*GIVEN PROBLEM*: Looking through the listing, how many of its lines hold the word "Jahrbücher"? Answer with only the number.

[Stored data]
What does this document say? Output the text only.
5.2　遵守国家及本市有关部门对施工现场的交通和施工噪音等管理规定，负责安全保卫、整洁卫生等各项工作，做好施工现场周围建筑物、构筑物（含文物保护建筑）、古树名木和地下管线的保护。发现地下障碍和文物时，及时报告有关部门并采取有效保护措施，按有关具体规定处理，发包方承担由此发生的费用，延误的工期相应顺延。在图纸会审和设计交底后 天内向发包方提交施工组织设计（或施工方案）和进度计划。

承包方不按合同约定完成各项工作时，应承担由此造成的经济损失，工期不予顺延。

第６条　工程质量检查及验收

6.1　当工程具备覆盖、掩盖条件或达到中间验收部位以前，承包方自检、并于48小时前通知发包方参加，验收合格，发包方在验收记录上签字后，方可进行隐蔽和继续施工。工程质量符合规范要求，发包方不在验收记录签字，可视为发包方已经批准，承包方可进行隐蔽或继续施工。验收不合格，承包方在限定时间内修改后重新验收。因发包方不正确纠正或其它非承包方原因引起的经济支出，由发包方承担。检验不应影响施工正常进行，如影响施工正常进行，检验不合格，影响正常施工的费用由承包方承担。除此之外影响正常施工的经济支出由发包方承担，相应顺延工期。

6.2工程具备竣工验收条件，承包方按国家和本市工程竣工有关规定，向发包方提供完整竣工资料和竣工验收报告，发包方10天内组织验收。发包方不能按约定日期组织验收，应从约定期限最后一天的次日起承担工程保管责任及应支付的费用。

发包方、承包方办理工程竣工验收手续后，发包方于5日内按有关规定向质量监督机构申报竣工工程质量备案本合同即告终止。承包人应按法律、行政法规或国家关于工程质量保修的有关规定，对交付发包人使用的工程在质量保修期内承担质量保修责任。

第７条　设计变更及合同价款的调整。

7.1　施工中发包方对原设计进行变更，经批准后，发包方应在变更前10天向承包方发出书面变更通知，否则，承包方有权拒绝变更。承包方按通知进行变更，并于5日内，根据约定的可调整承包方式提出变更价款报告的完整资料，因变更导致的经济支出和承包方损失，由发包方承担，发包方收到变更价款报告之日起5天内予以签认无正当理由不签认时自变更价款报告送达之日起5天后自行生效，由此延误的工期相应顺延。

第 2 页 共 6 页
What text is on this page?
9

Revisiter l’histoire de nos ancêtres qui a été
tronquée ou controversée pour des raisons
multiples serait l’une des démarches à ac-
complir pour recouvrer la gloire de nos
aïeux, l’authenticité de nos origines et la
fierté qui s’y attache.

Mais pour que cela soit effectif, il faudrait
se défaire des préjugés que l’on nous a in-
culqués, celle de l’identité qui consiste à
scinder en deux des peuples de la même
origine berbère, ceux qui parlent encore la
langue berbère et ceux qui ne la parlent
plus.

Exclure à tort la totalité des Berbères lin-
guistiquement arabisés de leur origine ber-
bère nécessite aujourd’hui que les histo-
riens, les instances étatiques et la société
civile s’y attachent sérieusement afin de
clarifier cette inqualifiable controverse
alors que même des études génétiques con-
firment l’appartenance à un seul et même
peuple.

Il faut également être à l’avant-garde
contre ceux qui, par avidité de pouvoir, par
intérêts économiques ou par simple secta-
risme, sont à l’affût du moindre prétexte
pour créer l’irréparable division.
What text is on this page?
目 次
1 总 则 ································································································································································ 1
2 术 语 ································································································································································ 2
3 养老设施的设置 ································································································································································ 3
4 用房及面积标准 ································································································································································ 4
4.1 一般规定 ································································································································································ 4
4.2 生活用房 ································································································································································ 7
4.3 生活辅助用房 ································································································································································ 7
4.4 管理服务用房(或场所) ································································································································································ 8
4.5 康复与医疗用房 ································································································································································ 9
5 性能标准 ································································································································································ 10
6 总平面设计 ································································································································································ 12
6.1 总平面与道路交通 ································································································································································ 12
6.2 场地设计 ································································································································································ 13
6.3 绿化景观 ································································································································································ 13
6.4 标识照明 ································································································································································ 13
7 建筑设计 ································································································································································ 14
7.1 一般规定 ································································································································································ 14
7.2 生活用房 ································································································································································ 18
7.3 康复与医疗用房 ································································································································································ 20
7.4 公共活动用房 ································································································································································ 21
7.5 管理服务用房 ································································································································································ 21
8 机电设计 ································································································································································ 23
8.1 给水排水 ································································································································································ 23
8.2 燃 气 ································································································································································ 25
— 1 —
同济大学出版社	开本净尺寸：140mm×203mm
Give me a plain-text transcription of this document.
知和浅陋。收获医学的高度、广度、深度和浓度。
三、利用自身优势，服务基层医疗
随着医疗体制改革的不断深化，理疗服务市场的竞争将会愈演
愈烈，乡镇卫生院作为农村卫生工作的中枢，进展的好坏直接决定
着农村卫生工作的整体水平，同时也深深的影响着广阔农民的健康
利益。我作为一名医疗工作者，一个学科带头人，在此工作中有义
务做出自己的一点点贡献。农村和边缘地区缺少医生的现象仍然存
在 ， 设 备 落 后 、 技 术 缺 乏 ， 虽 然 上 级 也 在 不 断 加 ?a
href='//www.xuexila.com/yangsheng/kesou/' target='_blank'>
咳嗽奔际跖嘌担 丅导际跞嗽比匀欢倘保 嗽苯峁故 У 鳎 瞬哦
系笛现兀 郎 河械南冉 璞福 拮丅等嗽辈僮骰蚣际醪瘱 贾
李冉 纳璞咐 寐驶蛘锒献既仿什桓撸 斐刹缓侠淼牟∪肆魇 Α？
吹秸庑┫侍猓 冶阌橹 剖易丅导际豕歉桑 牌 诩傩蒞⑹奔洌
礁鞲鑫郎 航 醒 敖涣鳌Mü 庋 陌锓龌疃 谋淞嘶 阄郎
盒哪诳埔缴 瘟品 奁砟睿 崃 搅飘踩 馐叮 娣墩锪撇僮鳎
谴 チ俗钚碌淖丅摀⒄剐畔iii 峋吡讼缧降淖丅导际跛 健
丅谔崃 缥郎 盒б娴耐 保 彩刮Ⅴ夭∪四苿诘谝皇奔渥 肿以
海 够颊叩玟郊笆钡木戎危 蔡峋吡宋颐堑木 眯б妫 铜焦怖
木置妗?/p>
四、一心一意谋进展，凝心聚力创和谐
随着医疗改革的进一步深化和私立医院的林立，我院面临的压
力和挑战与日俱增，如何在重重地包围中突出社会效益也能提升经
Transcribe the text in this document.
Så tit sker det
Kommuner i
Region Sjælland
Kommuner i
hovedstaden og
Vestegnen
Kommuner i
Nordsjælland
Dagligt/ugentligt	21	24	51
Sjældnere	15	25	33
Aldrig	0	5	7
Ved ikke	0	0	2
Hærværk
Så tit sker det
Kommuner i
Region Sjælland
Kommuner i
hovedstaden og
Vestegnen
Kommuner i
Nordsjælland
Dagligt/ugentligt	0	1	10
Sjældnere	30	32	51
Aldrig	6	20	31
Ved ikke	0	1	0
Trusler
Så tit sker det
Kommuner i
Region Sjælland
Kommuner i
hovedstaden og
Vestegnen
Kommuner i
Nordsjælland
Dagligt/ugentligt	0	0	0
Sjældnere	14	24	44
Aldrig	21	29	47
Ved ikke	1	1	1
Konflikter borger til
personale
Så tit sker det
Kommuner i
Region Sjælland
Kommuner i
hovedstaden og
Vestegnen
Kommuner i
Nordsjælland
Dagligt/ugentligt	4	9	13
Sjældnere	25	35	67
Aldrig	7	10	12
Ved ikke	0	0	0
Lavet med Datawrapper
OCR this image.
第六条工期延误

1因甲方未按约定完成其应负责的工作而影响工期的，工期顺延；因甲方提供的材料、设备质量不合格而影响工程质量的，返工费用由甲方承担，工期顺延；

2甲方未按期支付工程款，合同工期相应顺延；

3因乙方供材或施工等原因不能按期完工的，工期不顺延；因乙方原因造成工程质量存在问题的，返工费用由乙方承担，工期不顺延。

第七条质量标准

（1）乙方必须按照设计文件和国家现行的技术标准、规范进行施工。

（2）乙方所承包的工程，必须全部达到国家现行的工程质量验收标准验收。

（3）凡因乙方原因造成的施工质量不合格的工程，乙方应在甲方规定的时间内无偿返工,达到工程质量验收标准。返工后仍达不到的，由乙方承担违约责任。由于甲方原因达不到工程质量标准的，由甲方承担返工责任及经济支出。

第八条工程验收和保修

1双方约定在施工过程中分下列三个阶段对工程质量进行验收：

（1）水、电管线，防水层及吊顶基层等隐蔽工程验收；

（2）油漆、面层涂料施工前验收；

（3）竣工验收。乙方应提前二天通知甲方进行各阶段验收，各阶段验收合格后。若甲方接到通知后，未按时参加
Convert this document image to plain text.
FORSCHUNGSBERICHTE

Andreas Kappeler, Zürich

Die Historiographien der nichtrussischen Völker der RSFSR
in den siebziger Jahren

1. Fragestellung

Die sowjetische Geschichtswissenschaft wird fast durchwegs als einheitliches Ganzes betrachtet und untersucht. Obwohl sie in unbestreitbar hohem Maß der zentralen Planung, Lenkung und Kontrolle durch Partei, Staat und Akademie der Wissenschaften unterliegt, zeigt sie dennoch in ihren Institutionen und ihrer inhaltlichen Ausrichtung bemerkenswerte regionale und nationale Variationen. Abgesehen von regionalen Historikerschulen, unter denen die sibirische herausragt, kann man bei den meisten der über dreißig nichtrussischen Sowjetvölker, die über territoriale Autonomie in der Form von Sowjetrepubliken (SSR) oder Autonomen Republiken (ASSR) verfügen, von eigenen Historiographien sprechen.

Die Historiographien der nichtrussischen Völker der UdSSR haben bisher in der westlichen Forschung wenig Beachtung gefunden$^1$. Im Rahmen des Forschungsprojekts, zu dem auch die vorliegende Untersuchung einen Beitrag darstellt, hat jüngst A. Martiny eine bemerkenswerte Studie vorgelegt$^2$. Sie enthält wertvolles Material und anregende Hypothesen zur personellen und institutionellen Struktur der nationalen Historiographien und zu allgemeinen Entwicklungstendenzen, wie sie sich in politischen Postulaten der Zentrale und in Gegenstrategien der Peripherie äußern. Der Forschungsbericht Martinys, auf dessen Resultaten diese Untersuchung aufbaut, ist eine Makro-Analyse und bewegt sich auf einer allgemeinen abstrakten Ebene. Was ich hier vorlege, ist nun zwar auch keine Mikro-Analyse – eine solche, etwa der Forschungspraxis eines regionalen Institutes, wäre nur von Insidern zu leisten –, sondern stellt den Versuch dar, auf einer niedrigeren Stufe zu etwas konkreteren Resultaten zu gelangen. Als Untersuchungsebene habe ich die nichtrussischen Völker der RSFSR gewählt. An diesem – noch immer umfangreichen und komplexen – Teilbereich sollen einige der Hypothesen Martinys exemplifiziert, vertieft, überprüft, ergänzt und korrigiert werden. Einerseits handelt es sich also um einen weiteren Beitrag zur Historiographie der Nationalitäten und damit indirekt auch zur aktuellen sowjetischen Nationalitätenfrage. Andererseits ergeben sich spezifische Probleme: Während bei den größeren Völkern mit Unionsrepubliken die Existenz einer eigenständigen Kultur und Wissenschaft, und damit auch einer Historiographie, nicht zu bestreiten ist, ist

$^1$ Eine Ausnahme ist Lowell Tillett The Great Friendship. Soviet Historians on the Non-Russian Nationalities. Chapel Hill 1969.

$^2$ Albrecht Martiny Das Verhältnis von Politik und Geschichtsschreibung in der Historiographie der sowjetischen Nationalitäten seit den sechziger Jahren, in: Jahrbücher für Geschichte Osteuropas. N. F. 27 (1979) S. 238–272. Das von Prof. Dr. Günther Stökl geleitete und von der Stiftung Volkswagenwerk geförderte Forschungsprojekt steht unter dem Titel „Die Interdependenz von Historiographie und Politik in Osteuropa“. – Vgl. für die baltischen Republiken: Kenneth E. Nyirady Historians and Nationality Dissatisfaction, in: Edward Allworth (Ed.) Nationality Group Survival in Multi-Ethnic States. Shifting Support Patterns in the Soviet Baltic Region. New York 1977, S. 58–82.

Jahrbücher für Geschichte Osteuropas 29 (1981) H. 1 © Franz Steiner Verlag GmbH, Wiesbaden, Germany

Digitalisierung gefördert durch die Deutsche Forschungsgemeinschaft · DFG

*CORRECT RESULT*: 2